───── Supplied data

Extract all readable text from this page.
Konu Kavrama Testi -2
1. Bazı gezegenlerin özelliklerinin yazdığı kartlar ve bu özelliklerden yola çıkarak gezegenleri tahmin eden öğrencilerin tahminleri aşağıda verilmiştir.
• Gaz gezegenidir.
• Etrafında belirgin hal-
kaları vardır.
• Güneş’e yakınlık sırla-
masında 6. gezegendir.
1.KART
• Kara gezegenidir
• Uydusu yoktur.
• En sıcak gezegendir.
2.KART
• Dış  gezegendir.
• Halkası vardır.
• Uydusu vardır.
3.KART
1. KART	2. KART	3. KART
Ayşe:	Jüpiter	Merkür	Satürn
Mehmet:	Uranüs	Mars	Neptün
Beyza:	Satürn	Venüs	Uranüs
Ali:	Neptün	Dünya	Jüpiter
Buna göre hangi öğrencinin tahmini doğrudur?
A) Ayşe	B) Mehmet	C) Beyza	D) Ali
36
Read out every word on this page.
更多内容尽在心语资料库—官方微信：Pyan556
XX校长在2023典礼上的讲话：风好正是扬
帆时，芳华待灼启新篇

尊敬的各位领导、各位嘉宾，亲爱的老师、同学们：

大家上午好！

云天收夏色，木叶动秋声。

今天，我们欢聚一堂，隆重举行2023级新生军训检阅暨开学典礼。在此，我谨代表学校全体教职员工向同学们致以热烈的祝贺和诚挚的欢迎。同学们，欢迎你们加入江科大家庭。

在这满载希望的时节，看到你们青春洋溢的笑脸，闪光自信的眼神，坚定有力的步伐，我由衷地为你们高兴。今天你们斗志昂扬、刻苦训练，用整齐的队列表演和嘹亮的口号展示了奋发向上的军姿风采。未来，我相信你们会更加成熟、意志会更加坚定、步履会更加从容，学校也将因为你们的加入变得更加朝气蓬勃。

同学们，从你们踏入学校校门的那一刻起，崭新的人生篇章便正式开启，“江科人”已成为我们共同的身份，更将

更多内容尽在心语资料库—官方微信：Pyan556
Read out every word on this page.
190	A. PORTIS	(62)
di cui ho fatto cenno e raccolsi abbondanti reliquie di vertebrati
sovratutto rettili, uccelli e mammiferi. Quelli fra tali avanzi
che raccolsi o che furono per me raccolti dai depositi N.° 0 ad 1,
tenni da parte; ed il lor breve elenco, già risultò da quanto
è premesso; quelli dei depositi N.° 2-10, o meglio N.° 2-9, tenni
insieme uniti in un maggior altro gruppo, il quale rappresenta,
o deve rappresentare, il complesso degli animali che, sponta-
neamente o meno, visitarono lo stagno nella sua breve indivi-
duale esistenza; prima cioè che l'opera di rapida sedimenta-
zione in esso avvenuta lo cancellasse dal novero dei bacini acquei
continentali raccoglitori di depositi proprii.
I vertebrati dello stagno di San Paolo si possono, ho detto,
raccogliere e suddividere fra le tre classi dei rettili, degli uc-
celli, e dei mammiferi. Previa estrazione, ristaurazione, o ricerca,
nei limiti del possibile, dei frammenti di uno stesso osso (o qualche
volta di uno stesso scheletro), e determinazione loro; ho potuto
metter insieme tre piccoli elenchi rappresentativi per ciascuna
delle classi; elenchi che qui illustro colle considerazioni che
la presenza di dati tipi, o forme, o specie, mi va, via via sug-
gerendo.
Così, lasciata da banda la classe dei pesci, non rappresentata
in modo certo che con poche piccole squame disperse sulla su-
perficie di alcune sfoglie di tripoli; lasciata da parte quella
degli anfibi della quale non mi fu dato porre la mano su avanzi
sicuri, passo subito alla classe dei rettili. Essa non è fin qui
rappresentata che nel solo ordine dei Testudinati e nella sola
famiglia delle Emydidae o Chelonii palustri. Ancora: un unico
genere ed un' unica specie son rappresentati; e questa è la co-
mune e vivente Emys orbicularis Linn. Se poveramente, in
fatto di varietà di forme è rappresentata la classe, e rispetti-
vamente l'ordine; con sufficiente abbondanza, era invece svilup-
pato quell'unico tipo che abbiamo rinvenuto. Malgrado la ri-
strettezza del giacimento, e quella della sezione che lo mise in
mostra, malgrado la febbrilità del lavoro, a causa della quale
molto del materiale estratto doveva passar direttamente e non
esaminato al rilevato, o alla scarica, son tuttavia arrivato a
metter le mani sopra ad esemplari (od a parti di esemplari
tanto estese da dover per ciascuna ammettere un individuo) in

──────────

Task description =
Give the complete listing a second time, exactly as it reads.

Response to this exercise =
Extract all readable text from this page.
Konu Kavrama Testi -2
1. Bazı gezegenlerin özelliklerinin yazdığı kartlar ve bu özelliklerden yola çıkarak gezegenleri tahmin eden öğrencilerin tahminleri aşağıda verilmiştir.
• Gaz gezegenidir.
• Etrafında belirgin hal-
kaları vardır.
• Güneş’e yakınlık sırla-
masında 6. gezegendir.
1.KART
• Kara gezegenidir
• Uydusu yoktur.
• En sıcak gezegendir.
2.KART
• Dış  gezegendir.
• Halkası vardır.
• Uydusu vardır.
3.KART
1. KART	2. KART	3. KART
Ayşe:	Jüpiter	Merkür	Satürn
Mehmet:	Uranüs	Mars	Neptün
Beyza:	Satürn	Venüs	Uranüs
Ali:	Neptün	Dünya	Jüpiter
Buna göre hangi öğrencinin tahmini doğrudur?
A) Ayşe	B) Mehmet	C) Beyza	D) Ali
36
Read out every word on this page.
更多内容尽在心语资料库—官方微信：Pyan556
XX校长在2023典礼上的讲话：风好正是扬
帆时，芳华待灼启新篇

尊敬的各位领导、各位嘉宾，亲爱的老师、同学们：

大家上午好！

云天收夏色，木叶动秋声。

今天，我们欢聚一堂，隆重举行2023级新生军训检阅暨开学典礼。在此，我谨代表学校全体教职员工向同学们致以热烈的祝贺和诚挚的欢迎。同学们，欢迎你们加入江科大家庭。

在这满载希望的时节，看到你们青春洋溢的笑脸，闪光自信的眼神，坚定有力的步伐，我由衷地为你们高兴。今天你们斗志昂扬、刻苦训练，用整齐的队列表演和嘹亮的口号展示了奋发向上的军姿风采。未来，我相信你们会更加成熟、意志会更加坚定、步履会更加从容，学校也将因为你们的加入变得更加朝气蓬勃。

同学们，从你们踏入学校校门的那一刻起，崭新的人生篇章便正式开启，“江科人”已成为我们共同的身份，更将

更多内容尽在心语资料库—官方微信：Pyan556
Read out every word on this page.
190	A. PORTIS	(62)
di cui ho fatto cenno e raccolsi abbondanti reliquie di vertebrati
sovratutto rettili, uccelli e mammiferi. Quelli fra tali avanzi
che raccolsi o che furono per me raccolti dai depositi N.° 0 ad 1,
tenni da parte; ed il lor breve elenco, già risultò da quanto
è premesso; quelli dei depositi N.° 2-10, o meglio N.° 2-9, tenni
insieme uniti in un maggior altro gruppo, il quale rappresenta,
o deve rappresentare, il complesso degli animali che, sponta-
neamente o meno, visitarono lo stagno nella sua breve indivi-
duale esistenza; prima cioè che l'opera di rapida sedimenta-
zione in esso avvenuta lo cancellasse dal novero dei bacini acquei
continentali raccoglitori di depositi proprii.
I vertebrati dello stagno di San Paolo si possono, ho detto,
raccogliere e suddividere fra le tre classi dei rettili, degli uc-
celli, e dei mammiferi. Previa estrazione, ristaurazione, o ricerca,
nei limiti del possibile, dei frammenti di uno stesso osso (o qualche
volta di uno stesso scheletro), e determinazione loro; ho potuto
metter insieme tre piccoli elenchi rappresentativi per ciascuna
delle classi; elenchi che qui illustro colle considerazioni che
la presenza di dati tipi, o forme, o specie, mi va, via via sug-
gerendo.
Così, lasciata da banda la classe dei pesci, non rappresentata
in modo certo che con poche piccole squame disperse sulla su-
perficie di alcune sfoglie di tripoli; lasciata da parte quella
degli anfibi della quale non mi fu dato porre la mano su avanzi
sicuri, passo subito alla classe dei rettili. Essa non è fin qui
rappresentata che nel solo ordine dei Testudinati e nella sola
famiglia delle Emydidae o Chelonii palustri. Ancora: un unico
genere ed un' unica specie son rappresentati; e questa è la co-
mune e vivente Emys orbicularis Linn. Se poveramente, in
fatto di varietà di forme è rappresentata la classe, e rispetti-
vamente l'ordine; con sufficiente abbondanza, era invece svilup-
pato quell'unico tipo che abbiamo rinvenuto. Malgrado la ri-
strettezza del giacimento, e quella della sezione che lo mise in
mostra, malgrado la febbrilità del lavoro, a causa della quale
molto del materiale estratto doveva passar direttamente e non
esaminato al rilevato, o alla scarica, son tuttavia arrivato a
metter le mani sopra ad esemplari (od a parti di esemplari
tanto estese da dover per ciascuna ammettere un individuo) in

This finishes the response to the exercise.